[Extracted data entries]
'''

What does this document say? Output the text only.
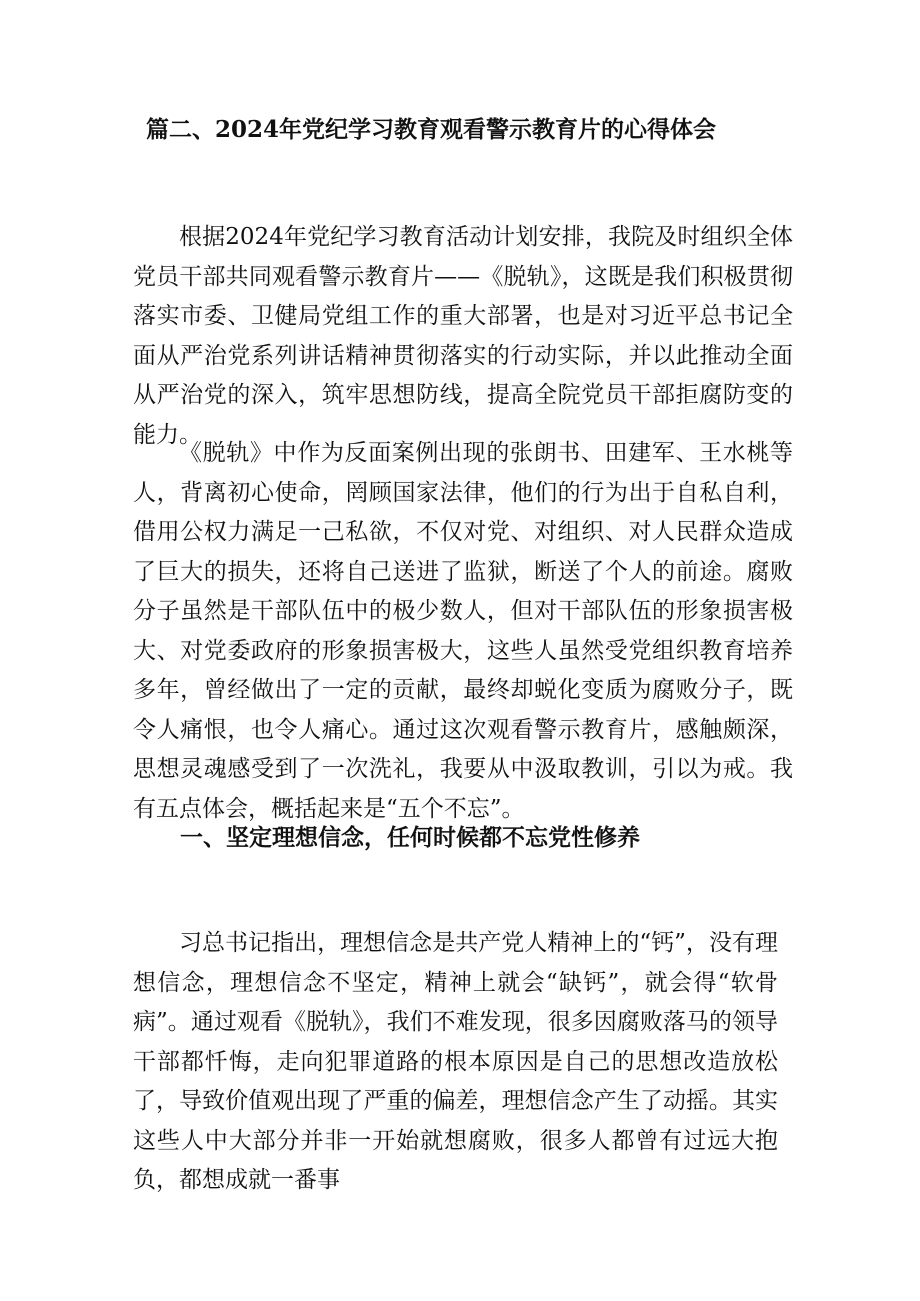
篇二、2024年党纪学习教育观看警示教育片的心得体会

根据2024年党纪学习教育活动计划安排，我院及时组织全体党员干部共同观看警示教育片——《脱轨》，这既是我们积极贯彻落实市委、卫健局党组工作的重大部署，也是对习近平总书记全面从严治党系列讲话精神贯彻落实的行动实际，并以此推动全面从严治党的深入，筑牢思想防线，提高全院党员干部拒腐防变的能力。

《脱轨》中作为反面案例出现的张朗书、田建军、王水桃等人，背离初心使命，罔顾国家法律，他们的行为出于自私自利，借用公权力满足一己私欲，不仅对党、对组织、对人民群众造成了巨大的损失，还将自己送进了监狱，断送了个人的前途。腐败分子虽然是干部队伍中的极少数人，但对干部队伍的形象损害极大、对党委政府的形象损害极大，这些人虽然受党组织教育培养多年，曾经做出了一定的贡献，最终却蜕化变质为腐败分子，既令人痛恨，也令人痛心。通过这次观看警示教育片，感触颇深，思想灵魂感受到了一次洗礼，我要从中汲取教训，引以为戒。我有五点体会，概括起来是“五个不忘”。

一、坚定理想信念，任何时候都不忘党性修养

习总书记指出，理想信念是共产党人精神上的“钙”，没有理想信念，理想信念不坚定，精神上就会“缺钙”，就会得“软骨病”。通过观看《脱轨》，我们不难发现，很多因腐败落马的领导干部都忏悔，走向犯罪道路的根本原因是自己的思想改造放松了，导致价值观出现了严重的偏差，理想信念产生了动摇。其实这些人中大部分并非一开始就想腐败，很多人都曾有过远大抱负，都想成就一番事
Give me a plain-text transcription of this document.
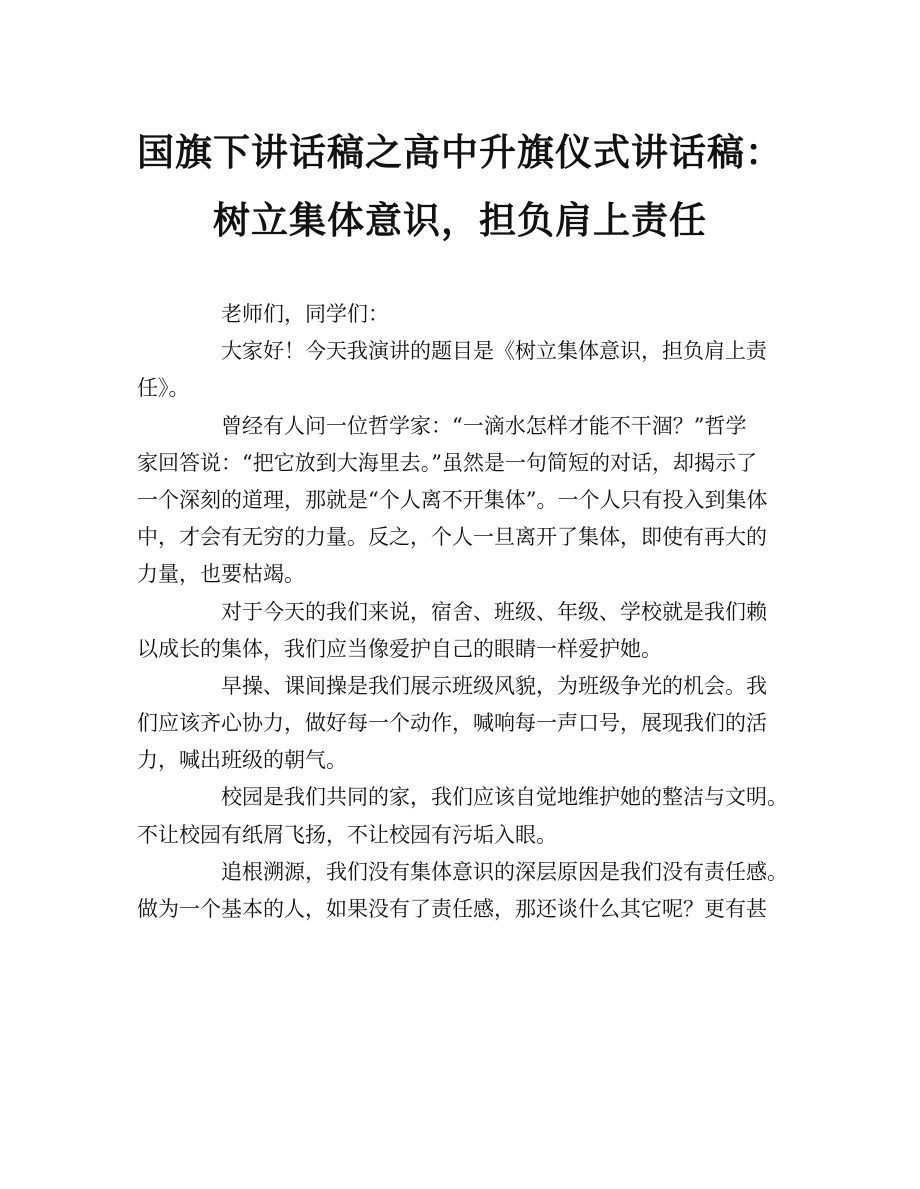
国旗下讲话稿之高中升旗仪式讲话稿：
树立集体意识，担负肩上责任
老师们，同学们：
大家好！今天我演讲的题目是《树立集体意识，担负肩上责
任》。
曾经有人问一位哲学家：“一滴水怎样才能不干涸？”哲学
家回答说：“把它放到大海里去。”虽然是一句简短的对话，却揭示了
一个深刻的道理，那就是“个人离不开集体”。一个人只有投入到集体
中，才会有无穷的力量。反之，个人一旦离开了集体，即使有再大的
力量，也要枯竭。
对于今天的我们来说，宿舍、班级、年级、学校就是我们赖
以成长的集体，我们应当像爱护自己的眼睛一样爱护她。
早操、课间操是我们展示班级风貌，为班级争光的机会。我
们应该齐心协力，做好每一个动作，喊响每一声口号，展现我们的活
力，喊出班级的朝气。
校园是我们共同的家，我们应该自觉地维护她的整洁与文明。
不让校园有纸屑飞扬，不让校园有污垢入眼。
追根溯源，我们没有集体意识的深层原因是我们没有责任感。
做为一个基本的人，如果没有了责任感，那还谈什么其它呢？更有甚
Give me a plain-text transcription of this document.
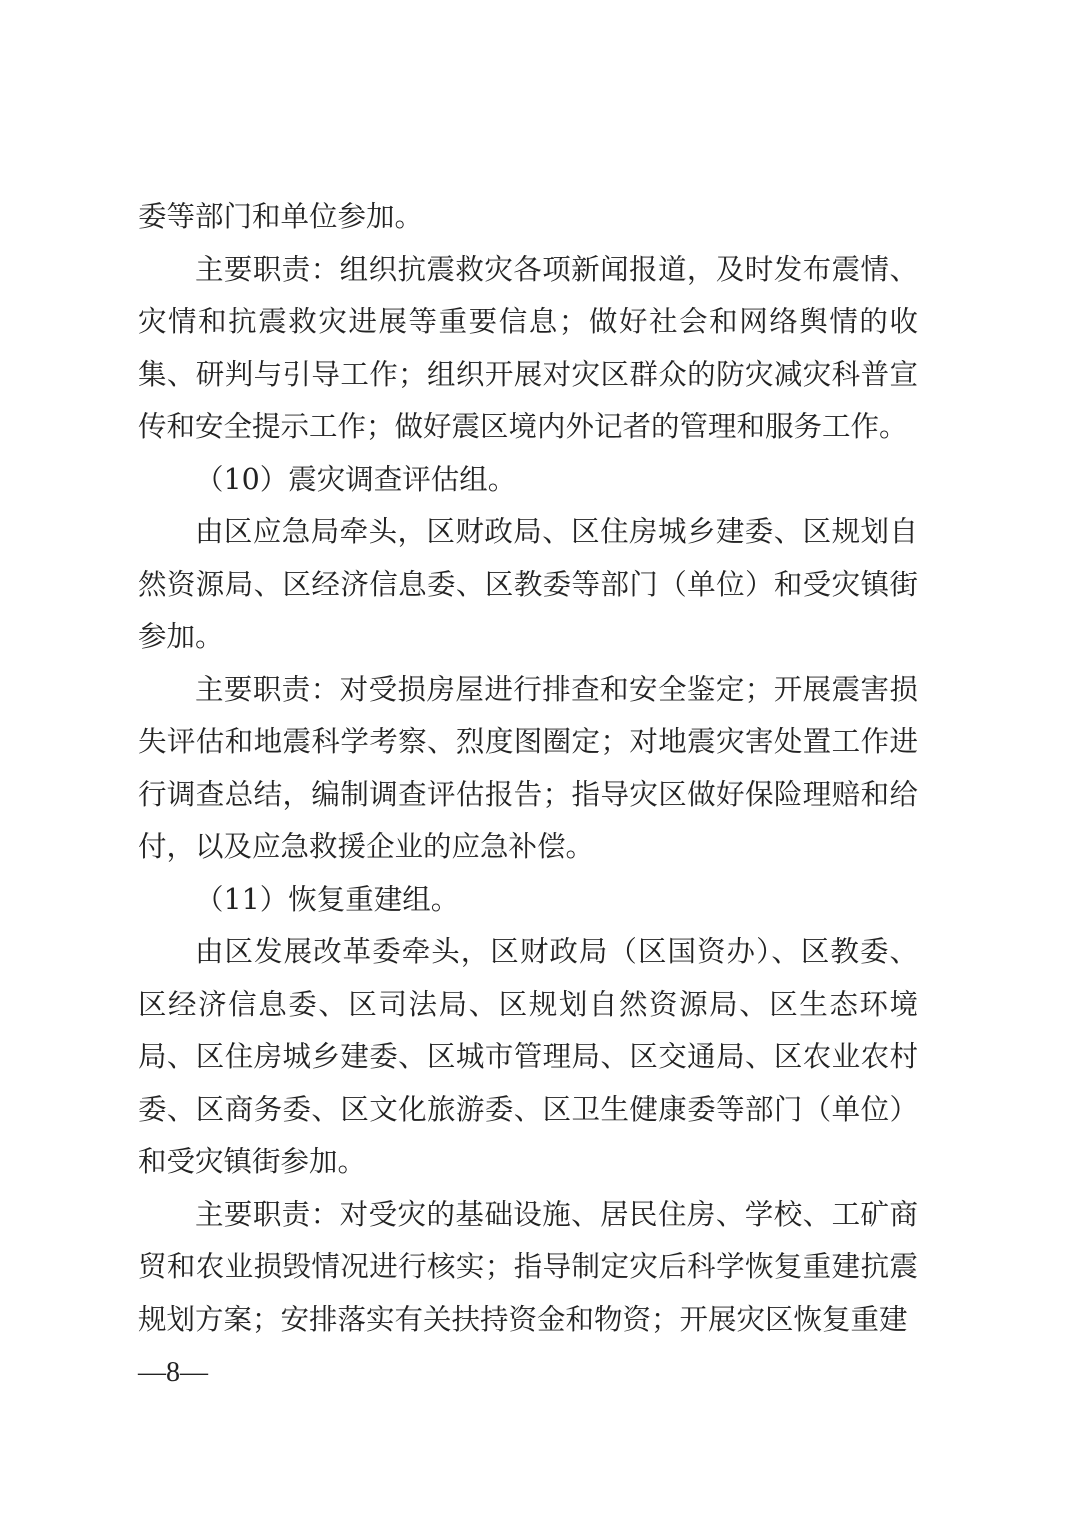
委等部门和单位参加。

主要职责：组织抗震救灾各项新闻报道，及时发布震情、灾情和抗震救灾进展等重要信息；做好社会和网络舆情的收集、研判与引导工作；组织开展对灾区群众的防灾减灾科普宣传和安全提示工作；做好震区境内外记者的管理和服务工作。

（10）震灾调查评估组。

由区应急局牵头，区财政局、区住房城乡建委、区规划自然资源局、区经济信息委、区教委等部门（单位）和受灾镇街参加。

主要职责：对受损房屋进行排查和安全鉴定；开展震害损失评估和地震科学考察、烈度图圈定；对地震灾害处置工作进行调查总结，编制调查评估报告；指导灾区做好保险理赔和给付，以及应急救援企业的应急补偿。

（11）恢复重建组。

由区发展改革委牵头，区财政局（区国资办）、区教委、区经济信息委、区司法局、区规划自然资源局、区生态环境局、区住房城乡建委、区城市管理局、区交通局、区农业农村委、区商务委、区文化旅游委、区卫生健康委等部门（单位）和受灾镇街参加。

主要职责：对受灾的基础设施、居民住房、学校、工矿商贸和农业损毁情况进行核实；指导制定灾后科学恢复重建抗震规划方案；安排落实有关扶持资金和物资；开展灾区恢复重建

—8—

'''

*SET EXERCISE*:
Check each line above for the string "区经济信息委" and report how many lines have it, giving only the number.

*REPLY*:
2